All lines featuring the string "Variance" are to be listed.

* [PROVIDED RECORDS]:
"""

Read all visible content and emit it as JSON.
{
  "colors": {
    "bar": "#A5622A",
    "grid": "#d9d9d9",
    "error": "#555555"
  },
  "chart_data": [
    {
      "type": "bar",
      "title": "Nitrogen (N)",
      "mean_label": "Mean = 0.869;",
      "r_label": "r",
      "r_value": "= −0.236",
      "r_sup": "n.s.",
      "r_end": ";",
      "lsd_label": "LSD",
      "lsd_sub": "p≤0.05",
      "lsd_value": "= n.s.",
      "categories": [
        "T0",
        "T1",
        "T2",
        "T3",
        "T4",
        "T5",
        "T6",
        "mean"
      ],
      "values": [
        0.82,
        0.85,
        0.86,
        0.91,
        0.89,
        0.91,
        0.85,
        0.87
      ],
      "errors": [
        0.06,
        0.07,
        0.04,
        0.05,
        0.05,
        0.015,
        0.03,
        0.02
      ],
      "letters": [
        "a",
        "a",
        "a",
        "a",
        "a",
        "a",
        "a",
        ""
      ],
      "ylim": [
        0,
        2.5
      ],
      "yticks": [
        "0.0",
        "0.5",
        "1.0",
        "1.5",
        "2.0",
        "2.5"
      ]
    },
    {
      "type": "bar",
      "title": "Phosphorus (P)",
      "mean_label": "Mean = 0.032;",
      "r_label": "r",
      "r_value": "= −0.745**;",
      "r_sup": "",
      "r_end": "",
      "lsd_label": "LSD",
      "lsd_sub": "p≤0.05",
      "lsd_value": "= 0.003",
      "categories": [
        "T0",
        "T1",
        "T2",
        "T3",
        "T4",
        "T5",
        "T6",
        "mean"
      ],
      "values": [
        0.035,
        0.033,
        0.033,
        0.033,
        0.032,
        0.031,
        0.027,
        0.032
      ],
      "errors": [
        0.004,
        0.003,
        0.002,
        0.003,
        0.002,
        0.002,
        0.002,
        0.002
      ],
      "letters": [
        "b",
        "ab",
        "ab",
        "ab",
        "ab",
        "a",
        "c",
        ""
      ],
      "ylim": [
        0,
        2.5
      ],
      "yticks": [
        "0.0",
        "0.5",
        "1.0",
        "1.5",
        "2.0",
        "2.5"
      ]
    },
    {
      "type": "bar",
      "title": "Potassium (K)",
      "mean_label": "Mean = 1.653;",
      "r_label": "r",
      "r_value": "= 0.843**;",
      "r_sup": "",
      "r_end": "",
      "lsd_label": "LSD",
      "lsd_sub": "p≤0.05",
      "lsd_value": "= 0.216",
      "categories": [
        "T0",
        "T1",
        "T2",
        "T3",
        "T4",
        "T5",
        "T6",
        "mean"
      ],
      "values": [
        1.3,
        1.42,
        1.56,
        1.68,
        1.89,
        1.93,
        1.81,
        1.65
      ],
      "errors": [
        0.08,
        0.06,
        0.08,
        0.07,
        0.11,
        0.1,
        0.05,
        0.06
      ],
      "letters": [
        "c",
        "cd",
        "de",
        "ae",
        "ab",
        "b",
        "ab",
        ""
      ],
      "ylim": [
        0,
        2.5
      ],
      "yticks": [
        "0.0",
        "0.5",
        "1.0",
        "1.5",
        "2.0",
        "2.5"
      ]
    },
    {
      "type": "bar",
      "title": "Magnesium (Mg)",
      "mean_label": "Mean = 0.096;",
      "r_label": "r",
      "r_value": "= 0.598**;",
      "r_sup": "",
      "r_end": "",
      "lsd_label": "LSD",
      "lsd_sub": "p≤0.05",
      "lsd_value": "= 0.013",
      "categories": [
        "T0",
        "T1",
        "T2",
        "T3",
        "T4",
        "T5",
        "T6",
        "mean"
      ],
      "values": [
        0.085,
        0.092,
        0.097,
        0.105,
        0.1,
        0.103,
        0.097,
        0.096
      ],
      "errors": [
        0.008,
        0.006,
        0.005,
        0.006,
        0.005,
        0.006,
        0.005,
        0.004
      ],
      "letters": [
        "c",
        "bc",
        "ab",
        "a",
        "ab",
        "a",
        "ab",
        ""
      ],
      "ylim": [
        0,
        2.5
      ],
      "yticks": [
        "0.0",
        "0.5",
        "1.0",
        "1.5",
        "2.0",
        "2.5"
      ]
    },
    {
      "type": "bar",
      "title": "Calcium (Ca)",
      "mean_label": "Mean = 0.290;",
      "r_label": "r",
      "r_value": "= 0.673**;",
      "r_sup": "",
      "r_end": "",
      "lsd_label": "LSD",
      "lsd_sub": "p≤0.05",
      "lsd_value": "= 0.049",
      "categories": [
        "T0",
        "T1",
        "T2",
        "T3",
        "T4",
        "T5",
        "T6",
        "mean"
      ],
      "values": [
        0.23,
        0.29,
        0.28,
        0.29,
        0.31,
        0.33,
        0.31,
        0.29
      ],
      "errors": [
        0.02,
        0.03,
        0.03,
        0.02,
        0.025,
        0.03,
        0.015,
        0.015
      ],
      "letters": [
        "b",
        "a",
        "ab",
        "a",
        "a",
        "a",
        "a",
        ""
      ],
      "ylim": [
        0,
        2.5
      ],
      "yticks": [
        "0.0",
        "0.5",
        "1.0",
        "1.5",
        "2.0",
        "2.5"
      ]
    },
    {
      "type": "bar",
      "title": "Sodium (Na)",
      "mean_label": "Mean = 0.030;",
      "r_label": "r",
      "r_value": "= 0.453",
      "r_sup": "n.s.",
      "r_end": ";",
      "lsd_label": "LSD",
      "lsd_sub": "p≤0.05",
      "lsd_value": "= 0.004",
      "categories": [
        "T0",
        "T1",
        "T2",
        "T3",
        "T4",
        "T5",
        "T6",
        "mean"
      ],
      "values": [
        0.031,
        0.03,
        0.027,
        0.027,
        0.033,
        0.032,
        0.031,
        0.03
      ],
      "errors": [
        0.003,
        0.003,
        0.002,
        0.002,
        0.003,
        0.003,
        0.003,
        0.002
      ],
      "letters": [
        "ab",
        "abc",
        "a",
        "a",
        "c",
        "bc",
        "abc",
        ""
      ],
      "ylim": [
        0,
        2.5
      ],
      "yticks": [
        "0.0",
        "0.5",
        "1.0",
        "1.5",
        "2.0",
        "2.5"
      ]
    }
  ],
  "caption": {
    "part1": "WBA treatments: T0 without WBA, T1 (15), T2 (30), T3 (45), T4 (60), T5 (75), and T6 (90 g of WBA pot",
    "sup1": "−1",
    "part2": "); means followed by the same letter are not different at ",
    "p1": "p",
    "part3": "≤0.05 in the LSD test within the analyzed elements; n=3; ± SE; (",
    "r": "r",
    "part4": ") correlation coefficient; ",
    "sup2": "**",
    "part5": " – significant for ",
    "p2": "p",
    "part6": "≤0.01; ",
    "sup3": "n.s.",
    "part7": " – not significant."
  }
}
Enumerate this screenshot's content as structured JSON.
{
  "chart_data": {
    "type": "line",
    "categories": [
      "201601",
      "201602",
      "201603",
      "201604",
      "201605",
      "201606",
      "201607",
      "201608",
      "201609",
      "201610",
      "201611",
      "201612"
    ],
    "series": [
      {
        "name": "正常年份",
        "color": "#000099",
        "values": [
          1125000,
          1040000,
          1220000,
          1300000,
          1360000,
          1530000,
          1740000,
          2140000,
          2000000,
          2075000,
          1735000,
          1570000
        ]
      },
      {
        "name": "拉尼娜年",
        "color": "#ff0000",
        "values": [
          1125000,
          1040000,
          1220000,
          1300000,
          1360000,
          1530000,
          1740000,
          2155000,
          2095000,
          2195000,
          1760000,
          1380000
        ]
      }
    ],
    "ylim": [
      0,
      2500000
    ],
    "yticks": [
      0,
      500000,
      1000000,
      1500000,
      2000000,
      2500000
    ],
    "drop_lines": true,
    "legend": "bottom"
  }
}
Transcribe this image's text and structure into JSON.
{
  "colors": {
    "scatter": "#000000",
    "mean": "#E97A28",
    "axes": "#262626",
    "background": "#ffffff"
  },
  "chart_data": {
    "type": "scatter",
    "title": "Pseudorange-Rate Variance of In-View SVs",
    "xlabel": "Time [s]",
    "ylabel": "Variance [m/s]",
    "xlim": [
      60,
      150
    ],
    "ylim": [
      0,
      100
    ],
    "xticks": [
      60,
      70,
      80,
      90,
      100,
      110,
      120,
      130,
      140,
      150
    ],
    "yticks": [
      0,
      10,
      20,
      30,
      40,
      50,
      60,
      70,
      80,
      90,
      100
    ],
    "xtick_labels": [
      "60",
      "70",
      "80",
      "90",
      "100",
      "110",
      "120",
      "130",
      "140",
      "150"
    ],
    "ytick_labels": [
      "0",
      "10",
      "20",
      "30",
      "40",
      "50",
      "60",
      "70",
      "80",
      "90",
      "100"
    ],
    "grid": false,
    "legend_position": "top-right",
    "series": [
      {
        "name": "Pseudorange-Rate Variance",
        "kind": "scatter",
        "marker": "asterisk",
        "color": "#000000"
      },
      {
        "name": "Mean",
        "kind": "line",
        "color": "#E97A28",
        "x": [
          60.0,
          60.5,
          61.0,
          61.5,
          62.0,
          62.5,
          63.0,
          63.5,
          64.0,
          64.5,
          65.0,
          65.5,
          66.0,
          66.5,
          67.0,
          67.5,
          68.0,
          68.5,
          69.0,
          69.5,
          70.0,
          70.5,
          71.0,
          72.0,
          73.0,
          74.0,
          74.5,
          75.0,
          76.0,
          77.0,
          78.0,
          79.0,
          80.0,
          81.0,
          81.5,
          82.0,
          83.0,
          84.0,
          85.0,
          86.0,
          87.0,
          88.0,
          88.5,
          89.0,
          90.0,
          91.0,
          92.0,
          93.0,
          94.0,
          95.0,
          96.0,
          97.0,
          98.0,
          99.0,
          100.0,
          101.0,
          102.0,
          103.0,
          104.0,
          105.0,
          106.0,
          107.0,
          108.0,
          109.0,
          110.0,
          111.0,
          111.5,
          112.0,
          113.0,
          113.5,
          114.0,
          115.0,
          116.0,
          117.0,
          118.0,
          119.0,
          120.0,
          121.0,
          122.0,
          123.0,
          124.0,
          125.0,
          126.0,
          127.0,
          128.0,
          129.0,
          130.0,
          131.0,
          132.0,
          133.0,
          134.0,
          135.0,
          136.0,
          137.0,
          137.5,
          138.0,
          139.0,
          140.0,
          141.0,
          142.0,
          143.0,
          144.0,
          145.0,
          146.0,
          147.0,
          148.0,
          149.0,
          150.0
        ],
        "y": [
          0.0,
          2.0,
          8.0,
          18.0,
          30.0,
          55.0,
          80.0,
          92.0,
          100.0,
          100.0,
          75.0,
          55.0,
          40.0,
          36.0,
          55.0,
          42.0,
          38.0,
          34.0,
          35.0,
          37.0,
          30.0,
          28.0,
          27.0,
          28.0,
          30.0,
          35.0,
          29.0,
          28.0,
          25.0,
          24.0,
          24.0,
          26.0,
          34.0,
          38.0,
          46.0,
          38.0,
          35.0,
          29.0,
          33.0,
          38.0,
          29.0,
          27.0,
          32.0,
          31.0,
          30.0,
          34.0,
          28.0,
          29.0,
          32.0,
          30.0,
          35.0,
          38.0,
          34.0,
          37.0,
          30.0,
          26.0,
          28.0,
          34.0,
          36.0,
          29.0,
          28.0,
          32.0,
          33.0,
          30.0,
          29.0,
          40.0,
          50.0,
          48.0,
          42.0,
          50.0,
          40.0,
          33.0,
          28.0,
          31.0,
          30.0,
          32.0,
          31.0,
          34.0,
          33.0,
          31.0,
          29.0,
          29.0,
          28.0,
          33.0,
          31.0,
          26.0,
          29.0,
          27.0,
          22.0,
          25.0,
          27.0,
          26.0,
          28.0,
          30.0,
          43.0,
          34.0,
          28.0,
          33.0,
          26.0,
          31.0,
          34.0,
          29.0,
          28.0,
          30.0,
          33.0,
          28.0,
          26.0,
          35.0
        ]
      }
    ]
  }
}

"""

* [EXERCISE RESPONSE]:
    "title": "Pseudorange-Rate Variance of In-View SVs",
    "ylabel": "Variance [m/s]",
        "name": "Pseudorange-Rate Variance",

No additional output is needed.